STATED GOAL. Scan the lines below for the string "horizontal" and copy every one that has it.

╔══

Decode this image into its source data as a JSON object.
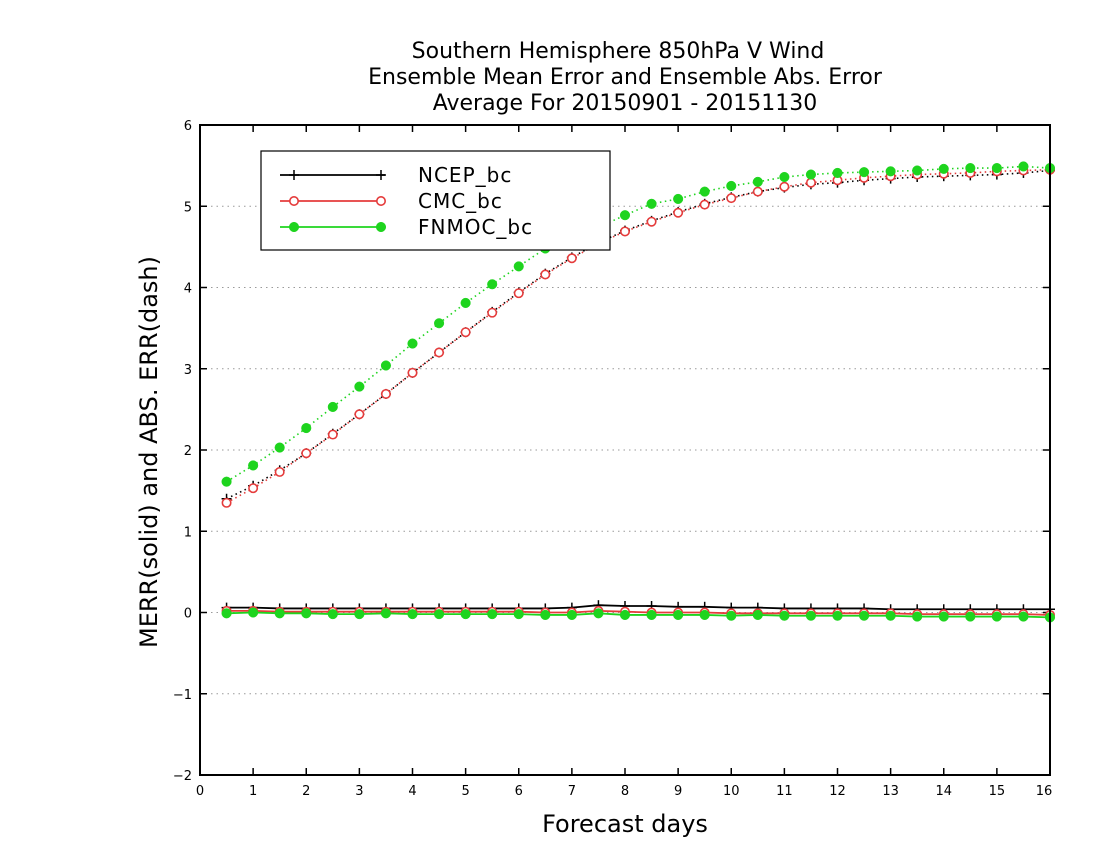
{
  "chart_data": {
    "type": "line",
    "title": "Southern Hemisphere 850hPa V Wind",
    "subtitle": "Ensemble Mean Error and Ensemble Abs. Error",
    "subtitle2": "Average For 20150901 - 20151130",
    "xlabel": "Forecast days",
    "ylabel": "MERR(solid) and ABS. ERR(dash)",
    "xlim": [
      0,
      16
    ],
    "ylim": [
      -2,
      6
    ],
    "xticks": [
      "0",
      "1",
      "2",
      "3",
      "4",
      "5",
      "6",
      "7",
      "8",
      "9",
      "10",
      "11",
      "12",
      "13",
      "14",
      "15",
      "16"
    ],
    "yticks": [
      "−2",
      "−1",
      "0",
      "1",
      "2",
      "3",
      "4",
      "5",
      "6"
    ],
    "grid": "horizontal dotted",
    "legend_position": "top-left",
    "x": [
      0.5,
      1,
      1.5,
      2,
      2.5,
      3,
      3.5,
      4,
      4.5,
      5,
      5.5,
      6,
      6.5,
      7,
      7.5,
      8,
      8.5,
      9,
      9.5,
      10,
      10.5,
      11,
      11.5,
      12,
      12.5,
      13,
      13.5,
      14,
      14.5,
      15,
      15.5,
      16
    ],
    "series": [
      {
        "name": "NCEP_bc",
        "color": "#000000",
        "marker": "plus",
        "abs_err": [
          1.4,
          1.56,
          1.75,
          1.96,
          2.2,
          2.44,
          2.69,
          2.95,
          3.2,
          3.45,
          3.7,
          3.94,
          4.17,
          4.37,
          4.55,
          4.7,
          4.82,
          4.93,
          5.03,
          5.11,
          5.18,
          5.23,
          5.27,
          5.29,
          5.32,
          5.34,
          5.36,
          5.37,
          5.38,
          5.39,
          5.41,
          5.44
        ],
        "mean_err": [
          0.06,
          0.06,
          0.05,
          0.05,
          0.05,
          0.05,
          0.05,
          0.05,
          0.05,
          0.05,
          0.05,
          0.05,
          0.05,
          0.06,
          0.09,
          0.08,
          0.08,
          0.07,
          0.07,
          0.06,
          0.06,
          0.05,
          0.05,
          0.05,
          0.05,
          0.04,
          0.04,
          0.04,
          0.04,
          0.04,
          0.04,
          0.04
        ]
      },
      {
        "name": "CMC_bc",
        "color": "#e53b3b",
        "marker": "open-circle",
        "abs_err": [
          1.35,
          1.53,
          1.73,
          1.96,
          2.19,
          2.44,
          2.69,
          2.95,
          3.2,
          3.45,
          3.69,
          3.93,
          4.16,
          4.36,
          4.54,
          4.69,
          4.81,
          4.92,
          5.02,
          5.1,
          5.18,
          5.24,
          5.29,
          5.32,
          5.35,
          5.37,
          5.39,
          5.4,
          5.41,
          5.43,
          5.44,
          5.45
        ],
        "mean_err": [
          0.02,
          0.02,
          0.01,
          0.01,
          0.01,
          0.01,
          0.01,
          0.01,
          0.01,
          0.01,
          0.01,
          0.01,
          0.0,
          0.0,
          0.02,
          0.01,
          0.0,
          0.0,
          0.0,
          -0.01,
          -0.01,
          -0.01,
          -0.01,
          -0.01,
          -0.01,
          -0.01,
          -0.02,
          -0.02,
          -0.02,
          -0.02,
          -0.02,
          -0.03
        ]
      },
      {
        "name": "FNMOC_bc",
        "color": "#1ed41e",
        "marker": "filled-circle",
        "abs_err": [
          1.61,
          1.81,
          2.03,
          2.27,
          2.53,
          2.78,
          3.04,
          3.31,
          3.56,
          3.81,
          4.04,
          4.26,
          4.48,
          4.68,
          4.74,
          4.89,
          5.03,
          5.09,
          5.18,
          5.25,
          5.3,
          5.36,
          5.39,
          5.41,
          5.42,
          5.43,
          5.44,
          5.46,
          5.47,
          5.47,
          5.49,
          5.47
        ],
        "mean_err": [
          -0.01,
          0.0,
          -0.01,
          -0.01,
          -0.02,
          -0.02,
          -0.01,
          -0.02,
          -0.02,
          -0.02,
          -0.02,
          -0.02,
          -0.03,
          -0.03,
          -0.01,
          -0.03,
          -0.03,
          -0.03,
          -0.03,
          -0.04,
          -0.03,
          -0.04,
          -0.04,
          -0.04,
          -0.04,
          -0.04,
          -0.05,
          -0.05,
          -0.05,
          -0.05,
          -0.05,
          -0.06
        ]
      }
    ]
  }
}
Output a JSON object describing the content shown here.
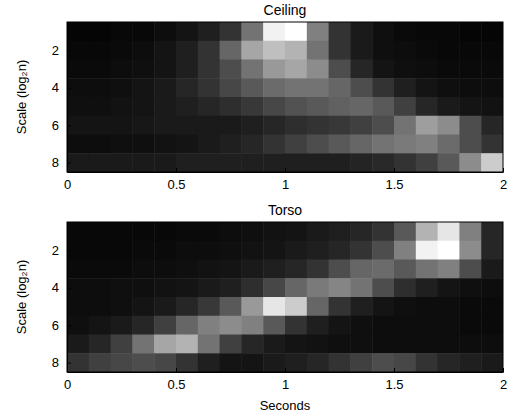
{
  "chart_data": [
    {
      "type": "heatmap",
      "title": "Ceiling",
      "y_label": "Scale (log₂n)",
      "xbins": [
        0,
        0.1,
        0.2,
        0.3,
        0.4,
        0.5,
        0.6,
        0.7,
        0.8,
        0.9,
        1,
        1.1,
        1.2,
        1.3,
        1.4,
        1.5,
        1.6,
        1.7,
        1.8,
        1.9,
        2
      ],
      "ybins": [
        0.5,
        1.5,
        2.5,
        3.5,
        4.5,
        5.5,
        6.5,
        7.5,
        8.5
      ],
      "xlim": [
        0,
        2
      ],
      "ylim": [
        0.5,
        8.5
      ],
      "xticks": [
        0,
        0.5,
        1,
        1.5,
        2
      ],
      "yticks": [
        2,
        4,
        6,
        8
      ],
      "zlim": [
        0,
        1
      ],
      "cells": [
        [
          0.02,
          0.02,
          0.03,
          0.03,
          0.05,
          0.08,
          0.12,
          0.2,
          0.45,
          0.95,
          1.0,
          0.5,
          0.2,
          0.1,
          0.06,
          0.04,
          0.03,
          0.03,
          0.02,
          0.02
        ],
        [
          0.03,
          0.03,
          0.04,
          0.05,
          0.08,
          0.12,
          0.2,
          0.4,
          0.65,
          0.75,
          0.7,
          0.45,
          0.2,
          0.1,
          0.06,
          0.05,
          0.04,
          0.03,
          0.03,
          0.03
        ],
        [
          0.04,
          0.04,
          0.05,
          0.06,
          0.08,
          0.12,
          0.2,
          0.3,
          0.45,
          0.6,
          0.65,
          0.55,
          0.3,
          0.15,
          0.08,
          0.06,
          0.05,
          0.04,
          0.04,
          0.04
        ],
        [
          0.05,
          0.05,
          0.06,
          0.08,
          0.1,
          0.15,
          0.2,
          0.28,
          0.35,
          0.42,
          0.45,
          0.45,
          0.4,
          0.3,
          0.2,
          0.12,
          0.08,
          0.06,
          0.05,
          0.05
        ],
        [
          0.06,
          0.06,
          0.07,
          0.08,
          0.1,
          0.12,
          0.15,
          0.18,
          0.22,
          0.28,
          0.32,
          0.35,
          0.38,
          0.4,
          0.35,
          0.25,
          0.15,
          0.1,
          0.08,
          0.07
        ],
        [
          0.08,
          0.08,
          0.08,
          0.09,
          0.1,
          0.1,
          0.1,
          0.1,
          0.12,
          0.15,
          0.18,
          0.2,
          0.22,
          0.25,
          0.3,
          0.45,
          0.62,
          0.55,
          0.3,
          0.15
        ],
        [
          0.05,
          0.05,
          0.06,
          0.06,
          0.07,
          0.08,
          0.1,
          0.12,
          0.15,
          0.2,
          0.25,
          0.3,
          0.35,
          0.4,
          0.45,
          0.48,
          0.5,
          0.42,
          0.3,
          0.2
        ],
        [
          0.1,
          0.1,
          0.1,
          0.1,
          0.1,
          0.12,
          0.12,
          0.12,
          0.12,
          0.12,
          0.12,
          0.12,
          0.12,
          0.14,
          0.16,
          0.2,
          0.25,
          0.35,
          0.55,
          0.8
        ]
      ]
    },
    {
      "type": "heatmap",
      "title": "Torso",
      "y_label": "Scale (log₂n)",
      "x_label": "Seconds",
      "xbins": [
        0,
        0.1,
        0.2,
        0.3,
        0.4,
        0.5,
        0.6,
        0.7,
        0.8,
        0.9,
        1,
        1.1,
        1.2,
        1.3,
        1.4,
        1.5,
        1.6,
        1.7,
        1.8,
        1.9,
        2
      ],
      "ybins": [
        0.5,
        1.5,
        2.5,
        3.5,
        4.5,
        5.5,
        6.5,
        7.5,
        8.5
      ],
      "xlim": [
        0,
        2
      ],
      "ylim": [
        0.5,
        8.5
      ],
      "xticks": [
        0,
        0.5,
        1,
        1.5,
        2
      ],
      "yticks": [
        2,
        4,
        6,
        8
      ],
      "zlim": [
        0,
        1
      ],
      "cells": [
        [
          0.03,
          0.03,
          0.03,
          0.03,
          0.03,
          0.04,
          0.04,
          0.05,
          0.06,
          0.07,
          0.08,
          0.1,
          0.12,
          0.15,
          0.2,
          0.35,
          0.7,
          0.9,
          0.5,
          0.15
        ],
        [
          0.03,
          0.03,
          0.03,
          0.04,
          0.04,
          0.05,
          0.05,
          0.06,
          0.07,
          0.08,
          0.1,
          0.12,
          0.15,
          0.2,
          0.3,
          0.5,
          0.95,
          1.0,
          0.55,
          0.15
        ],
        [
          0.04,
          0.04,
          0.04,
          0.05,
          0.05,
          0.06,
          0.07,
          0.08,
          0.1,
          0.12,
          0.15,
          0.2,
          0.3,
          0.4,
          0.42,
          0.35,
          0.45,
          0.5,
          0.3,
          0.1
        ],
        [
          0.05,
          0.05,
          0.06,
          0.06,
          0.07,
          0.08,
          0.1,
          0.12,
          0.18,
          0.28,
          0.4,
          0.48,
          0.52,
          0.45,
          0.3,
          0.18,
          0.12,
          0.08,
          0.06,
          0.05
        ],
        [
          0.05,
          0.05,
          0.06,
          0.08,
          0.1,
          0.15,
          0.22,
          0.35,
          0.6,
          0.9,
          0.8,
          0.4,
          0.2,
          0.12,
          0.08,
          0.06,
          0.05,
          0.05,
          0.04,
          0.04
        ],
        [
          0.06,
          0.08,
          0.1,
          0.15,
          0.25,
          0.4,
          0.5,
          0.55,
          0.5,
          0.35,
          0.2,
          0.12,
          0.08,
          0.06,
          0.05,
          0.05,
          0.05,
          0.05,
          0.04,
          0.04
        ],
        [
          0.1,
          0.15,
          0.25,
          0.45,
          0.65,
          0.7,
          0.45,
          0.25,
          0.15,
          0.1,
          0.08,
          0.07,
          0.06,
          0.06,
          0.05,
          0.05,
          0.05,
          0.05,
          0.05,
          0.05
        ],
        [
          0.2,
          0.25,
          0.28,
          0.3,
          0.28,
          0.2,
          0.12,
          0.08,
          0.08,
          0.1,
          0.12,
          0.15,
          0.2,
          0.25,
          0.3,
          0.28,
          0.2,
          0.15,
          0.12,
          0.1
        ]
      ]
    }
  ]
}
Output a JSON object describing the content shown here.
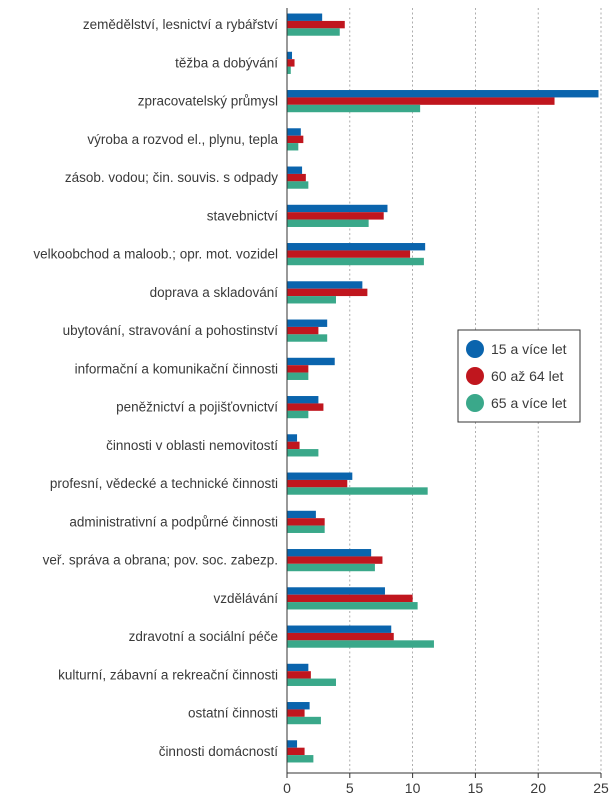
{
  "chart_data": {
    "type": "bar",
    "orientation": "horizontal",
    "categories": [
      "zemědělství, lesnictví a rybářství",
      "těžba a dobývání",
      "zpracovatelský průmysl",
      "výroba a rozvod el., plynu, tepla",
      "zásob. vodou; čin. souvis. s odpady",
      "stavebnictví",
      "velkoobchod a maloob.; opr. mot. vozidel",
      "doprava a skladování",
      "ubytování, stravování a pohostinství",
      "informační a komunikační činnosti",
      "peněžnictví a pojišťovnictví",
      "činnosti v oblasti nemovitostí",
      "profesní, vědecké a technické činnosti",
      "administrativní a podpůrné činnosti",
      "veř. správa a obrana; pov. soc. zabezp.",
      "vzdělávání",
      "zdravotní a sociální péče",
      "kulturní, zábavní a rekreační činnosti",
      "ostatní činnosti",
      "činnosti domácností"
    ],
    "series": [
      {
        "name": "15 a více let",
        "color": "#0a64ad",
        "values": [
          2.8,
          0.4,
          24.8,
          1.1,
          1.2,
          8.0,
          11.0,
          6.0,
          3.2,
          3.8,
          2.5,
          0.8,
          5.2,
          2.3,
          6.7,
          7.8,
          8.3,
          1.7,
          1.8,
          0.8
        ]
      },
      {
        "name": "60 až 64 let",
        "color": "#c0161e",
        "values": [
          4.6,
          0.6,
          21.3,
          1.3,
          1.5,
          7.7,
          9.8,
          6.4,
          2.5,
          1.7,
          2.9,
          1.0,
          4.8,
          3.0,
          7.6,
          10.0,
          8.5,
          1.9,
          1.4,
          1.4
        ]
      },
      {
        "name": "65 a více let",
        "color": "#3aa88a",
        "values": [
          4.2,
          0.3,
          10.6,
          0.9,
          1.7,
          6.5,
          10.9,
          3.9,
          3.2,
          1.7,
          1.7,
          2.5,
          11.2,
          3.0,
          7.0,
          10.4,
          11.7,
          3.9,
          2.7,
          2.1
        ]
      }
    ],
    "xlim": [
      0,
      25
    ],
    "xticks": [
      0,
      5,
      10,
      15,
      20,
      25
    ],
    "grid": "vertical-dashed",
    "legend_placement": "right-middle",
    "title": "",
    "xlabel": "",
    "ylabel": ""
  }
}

╚══

WORKED SOLUTION.
    "grid": "horizontal dotted",
    "orientation": "horizontal",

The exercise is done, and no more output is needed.